▶ **Exercise input**

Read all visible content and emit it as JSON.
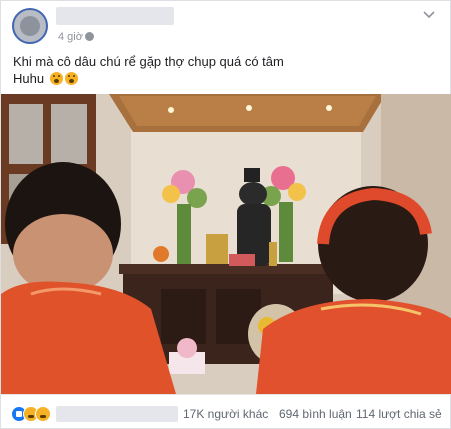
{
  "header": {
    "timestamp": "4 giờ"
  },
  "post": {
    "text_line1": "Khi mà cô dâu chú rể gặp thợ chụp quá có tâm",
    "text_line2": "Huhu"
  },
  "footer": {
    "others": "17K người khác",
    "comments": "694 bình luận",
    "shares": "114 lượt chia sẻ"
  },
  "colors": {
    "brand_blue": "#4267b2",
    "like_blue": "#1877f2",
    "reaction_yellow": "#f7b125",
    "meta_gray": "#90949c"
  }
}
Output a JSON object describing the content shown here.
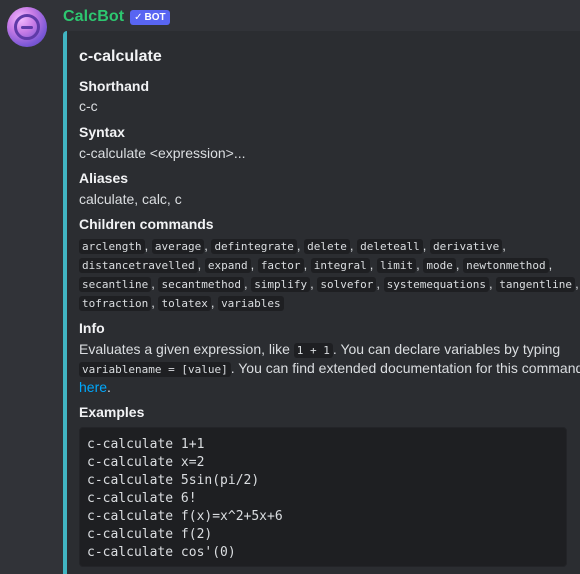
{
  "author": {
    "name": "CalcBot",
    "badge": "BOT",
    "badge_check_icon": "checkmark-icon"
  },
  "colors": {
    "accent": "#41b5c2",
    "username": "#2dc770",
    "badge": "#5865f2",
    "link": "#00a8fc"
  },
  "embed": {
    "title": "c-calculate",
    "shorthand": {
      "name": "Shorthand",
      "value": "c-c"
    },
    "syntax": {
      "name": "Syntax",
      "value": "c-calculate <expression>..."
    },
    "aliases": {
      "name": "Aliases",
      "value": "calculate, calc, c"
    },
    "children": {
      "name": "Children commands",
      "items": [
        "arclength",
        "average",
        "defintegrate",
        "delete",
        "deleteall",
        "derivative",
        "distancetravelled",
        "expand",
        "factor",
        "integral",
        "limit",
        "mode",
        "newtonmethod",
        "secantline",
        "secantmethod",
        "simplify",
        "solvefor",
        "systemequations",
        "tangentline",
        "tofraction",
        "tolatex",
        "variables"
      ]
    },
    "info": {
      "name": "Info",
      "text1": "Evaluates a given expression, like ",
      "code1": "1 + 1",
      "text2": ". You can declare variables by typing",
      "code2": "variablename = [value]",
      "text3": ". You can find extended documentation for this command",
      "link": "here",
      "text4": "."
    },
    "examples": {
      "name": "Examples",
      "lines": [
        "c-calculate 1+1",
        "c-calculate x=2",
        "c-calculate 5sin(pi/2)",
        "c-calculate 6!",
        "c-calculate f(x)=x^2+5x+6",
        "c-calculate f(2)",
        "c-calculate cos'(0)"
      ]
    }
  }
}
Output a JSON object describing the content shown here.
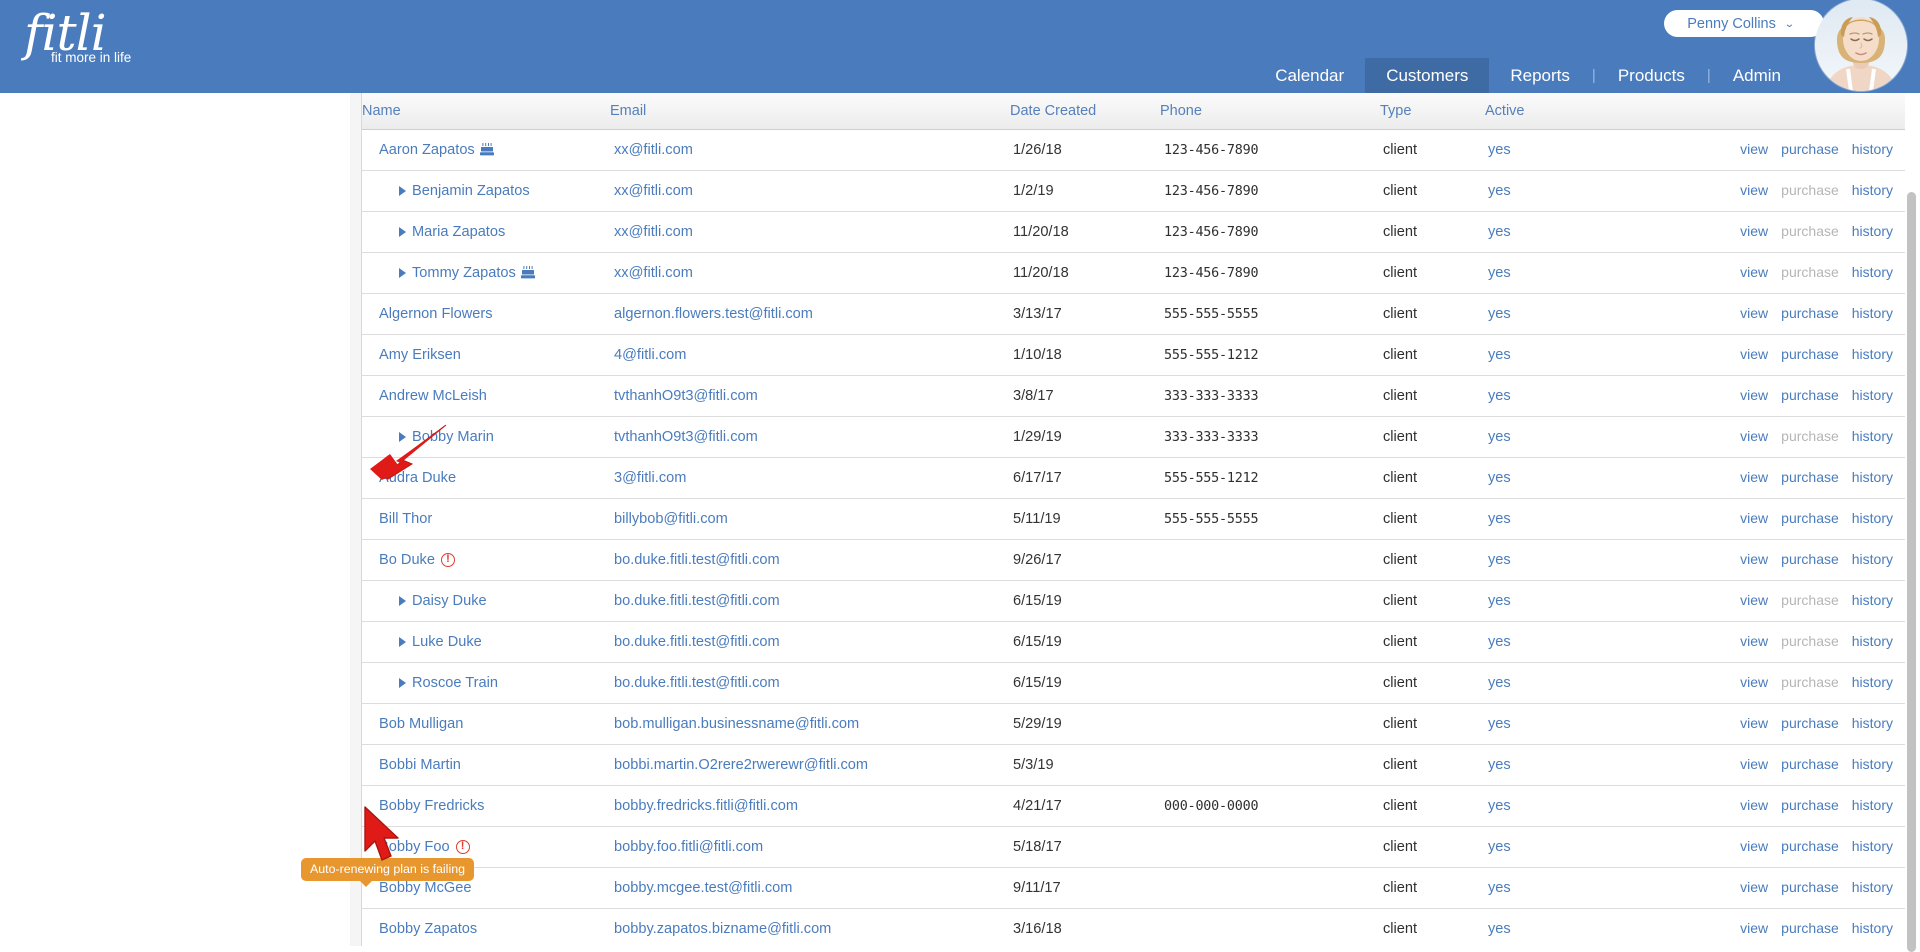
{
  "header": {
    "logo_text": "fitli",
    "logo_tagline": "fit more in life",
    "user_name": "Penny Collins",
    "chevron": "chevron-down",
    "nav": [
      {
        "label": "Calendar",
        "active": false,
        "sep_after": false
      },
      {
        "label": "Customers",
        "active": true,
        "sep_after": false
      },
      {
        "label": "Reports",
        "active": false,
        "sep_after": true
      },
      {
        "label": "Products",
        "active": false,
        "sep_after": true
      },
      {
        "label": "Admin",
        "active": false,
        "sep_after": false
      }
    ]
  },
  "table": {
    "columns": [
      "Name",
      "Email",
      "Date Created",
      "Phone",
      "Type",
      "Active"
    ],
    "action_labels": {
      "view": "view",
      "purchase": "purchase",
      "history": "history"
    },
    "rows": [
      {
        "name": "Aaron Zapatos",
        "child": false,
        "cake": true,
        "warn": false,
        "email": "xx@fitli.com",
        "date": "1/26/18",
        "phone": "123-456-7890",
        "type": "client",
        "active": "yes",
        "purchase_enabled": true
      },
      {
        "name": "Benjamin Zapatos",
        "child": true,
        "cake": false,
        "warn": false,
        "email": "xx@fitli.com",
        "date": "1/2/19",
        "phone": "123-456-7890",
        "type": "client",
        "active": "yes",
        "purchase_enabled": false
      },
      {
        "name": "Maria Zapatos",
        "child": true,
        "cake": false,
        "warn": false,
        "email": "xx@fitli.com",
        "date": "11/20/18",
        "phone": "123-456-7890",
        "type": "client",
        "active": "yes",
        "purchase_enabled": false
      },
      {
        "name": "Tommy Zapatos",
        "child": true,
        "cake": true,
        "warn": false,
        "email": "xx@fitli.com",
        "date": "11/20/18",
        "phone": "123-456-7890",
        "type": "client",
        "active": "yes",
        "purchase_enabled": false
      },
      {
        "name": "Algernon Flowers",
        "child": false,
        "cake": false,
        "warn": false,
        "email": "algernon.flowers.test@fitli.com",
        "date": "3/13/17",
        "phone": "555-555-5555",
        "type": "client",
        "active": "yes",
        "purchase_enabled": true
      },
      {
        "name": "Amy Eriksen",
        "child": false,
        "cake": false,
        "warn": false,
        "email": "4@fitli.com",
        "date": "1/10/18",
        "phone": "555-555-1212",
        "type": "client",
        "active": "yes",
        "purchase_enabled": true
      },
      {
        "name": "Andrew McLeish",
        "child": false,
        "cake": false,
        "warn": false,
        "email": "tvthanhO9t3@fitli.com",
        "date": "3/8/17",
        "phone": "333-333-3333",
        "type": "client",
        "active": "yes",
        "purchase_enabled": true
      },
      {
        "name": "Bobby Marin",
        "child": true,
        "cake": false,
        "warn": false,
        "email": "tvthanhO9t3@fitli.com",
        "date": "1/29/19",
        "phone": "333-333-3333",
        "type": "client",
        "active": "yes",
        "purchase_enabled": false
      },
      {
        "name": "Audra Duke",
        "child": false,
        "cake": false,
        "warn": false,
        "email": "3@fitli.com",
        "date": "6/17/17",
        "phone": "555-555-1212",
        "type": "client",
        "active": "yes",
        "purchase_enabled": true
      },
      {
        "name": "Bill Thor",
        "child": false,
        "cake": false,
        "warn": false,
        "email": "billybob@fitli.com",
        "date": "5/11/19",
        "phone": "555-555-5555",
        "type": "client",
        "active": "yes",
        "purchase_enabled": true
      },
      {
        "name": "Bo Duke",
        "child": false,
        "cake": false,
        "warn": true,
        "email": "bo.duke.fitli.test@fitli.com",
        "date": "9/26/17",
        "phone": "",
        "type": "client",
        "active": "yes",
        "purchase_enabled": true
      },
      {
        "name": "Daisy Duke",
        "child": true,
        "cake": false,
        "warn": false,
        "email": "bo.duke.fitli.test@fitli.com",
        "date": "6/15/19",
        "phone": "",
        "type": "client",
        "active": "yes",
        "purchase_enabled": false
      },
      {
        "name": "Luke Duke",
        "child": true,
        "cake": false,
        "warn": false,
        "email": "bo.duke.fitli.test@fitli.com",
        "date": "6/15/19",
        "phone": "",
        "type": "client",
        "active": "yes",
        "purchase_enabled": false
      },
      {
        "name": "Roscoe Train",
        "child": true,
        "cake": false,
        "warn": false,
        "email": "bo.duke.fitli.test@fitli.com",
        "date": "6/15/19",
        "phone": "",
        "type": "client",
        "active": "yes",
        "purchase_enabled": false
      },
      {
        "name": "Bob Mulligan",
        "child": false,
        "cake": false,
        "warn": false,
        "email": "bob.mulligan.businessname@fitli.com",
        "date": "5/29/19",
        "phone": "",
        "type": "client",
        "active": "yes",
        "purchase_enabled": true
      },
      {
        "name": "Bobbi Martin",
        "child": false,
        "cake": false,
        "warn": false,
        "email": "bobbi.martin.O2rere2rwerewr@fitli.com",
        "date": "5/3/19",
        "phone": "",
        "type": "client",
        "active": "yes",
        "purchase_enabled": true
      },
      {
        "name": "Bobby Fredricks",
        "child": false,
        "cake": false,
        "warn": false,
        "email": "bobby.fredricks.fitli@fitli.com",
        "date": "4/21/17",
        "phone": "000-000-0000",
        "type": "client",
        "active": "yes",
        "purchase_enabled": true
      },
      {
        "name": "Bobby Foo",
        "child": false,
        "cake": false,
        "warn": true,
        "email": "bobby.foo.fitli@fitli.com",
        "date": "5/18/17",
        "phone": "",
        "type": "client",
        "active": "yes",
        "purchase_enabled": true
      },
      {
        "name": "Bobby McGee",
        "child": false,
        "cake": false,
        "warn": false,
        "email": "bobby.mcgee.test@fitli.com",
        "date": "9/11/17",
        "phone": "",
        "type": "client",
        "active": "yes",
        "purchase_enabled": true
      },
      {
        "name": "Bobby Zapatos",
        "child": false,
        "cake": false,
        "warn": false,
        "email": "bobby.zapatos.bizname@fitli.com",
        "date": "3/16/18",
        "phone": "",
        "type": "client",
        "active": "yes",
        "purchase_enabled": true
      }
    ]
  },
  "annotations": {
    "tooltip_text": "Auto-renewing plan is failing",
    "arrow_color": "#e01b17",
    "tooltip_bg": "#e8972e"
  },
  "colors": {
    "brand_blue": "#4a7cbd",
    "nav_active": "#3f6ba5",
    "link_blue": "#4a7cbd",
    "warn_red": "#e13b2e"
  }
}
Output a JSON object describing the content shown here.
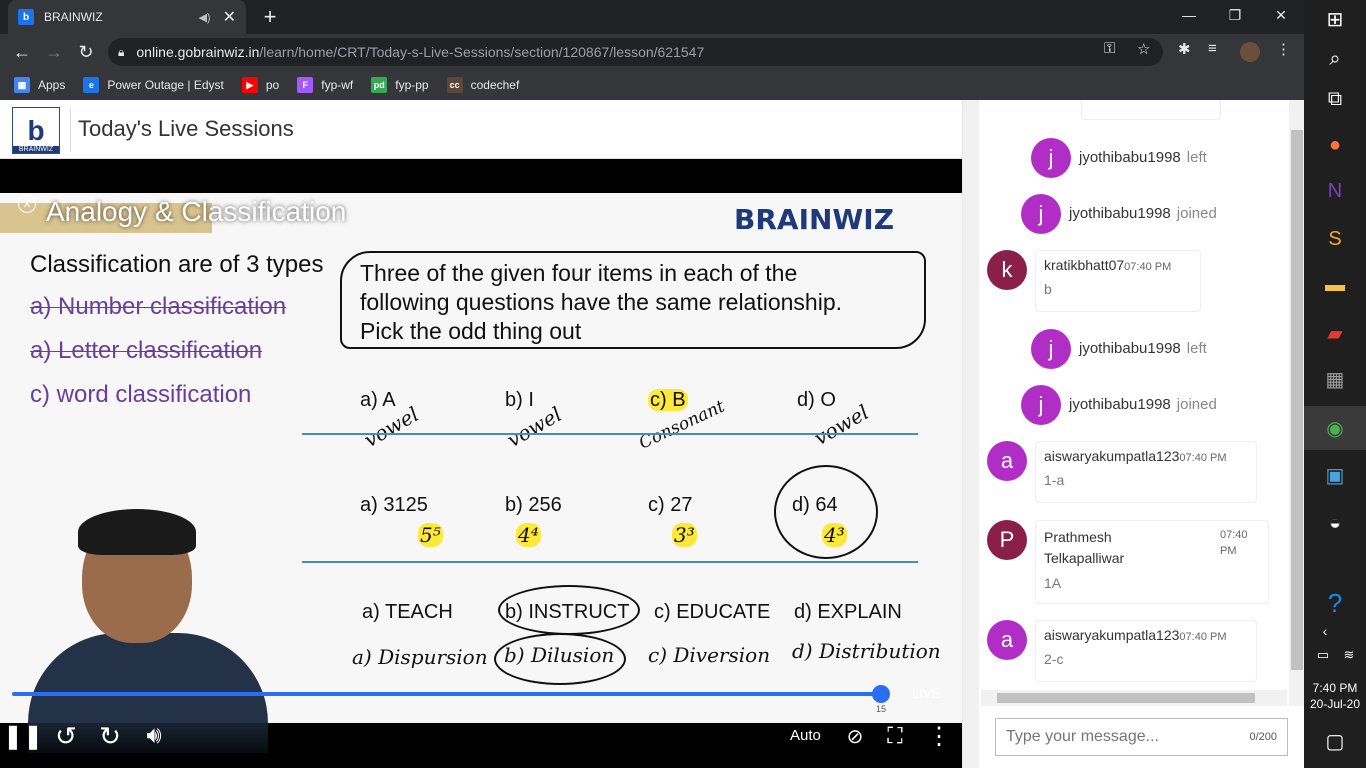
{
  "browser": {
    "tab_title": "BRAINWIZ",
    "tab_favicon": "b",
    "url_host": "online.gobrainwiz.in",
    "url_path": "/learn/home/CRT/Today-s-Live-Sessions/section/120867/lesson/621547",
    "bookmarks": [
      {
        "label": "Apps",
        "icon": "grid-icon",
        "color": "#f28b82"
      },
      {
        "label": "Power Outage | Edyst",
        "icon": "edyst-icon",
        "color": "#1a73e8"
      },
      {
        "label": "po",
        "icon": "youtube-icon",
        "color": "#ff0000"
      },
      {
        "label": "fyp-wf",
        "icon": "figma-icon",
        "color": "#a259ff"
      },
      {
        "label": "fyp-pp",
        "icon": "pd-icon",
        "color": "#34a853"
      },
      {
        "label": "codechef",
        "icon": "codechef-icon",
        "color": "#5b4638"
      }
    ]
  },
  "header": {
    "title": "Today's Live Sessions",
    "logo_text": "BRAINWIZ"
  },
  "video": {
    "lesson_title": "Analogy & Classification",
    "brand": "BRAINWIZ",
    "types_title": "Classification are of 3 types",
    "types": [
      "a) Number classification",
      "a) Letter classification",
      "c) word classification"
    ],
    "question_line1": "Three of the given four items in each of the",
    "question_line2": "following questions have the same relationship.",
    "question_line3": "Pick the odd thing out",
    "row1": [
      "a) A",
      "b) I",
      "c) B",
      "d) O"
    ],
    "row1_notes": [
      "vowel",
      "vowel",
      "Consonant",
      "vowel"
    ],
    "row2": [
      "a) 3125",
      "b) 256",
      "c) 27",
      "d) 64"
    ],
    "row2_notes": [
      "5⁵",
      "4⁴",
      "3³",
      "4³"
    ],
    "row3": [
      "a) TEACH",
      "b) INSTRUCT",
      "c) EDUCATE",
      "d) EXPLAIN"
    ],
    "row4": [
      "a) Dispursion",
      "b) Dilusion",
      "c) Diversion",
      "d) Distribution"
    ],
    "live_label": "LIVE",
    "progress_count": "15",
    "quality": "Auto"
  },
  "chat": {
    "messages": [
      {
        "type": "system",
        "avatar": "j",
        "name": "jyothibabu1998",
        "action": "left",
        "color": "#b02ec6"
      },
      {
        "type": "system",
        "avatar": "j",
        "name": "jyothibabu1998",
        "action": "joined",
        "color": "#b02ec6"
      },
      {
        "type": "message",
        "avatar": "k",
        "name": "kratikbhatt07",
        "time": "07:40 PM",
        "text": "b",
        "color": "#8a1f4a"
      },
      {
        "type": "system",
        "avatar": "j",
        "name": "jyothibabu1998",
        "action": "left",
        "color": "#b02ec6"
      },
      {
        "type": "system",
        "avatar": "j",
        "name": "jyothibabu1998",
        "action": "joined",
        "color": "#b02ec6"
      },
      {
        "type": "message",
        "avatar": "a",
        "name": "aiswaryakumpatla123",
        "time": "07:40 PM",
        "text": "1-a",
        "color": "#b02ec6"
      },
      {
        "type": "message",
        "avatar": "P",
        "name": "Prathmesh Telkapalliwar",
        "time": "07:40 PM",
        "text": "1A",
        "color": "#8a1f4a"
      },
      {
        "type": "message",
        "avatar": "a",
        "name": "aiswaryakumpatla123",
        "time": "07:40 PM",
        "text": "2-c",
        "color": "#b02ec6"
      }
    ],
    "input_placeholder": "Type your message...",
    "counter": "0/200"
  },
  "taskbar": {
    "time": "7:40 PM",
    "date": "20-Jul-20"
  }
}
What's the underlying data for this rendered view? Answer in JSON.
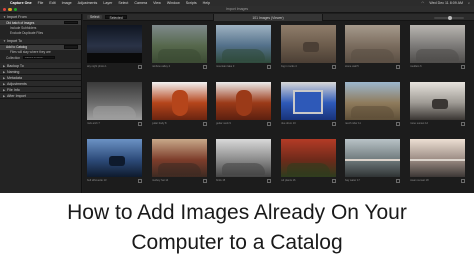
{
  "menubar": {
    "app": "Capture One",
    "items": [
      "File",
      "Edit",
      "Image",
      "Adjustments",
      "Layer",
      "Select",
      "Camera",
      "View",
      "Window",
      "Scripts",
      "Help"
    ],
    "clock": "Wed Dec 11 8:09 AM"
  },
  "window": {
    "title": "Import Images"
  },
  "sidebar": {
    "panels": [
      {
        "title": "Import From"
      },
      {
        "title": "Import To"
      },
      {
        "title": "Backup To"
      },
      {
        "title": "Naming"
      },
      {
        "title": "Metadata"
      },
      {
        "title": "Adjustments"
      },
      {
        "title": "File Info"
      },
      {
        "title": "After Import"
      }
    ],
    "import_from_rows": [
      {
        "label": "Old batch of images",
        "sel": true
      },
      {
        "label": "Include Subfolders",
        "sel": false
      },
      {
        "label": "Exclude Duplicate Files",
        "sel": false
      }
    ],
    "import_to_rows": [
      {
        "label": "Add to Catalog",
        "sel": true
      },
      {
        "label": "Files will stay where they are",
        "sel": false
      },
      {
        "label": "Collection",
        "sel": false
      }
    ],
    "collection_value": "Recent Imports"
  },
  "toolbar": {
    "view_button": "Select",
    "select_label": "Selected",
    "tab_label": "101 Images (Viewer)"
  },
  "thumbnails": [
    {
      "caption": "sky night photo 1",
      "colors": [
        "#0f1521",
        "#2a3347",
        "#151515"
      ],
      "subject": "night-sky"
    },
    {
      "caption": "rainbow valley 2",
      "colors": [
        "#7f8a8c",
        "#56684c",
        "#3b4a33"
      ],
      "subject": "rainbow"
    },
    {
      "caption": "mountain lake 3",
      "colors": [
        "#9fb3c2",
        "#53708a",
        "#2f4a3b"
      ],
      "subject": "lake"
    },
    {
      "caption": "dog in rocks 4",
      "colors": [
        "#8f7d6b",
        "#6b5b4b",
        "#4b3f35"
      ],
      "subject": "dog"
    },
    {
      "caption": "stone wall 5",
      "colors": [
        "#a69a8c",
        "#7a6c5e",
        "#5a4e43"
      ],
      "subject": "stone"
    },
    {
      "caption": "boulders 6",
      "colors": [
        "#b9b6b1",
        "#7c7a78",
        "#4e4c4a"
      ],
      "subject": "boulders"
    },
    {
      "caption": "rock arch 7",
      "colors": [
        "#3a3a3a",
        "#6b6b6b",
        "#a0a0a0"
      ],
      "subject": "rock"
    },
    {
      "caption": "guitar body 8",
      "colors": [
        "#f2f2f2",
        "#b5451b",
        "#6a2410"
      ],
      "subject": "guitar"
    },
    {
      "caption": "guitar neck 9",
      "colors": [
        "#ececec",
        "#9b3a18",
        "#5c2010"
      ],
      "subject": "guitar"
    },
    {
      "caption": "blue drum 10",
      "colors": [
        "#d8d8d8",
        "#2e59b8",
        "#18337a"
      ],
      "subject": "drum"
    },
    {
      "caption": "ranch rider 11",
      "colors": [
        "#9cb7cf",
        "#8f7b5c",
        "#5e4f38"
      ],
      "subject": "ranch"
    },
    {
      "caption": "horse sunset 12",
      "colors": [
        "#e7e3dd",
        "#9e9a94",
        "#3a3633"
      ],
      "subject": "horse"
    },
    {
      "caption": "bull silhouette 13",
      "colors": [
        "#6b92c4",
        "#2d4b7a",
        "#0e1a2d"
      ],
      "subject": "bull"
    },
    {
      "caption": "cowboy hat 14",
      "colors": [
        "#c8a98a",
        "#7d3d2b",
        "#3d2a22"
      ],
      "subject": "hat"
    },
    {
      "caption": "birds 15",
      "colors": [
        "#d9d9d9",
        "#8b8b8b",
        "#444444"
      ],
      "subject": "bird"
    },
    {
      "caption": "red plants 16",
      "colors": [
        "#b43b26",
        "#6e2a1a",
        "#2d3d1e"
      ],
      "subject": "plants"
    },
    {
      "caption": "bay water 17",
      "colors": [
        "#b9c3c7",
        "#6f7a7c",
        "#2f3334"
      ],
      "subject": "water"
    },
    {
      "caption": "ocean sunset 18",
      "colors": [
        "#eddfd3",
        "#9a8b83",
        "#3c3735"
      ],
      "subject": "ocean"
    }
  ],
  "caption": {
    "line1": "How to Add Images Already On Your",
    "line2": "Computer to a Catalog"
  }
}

▶ **Direction**
Search the entries for the string "rainbow" and collect each line that has it.

▶ **Completed task**
      "caption": "rainbow valley 2",
      "subject": "rainbow"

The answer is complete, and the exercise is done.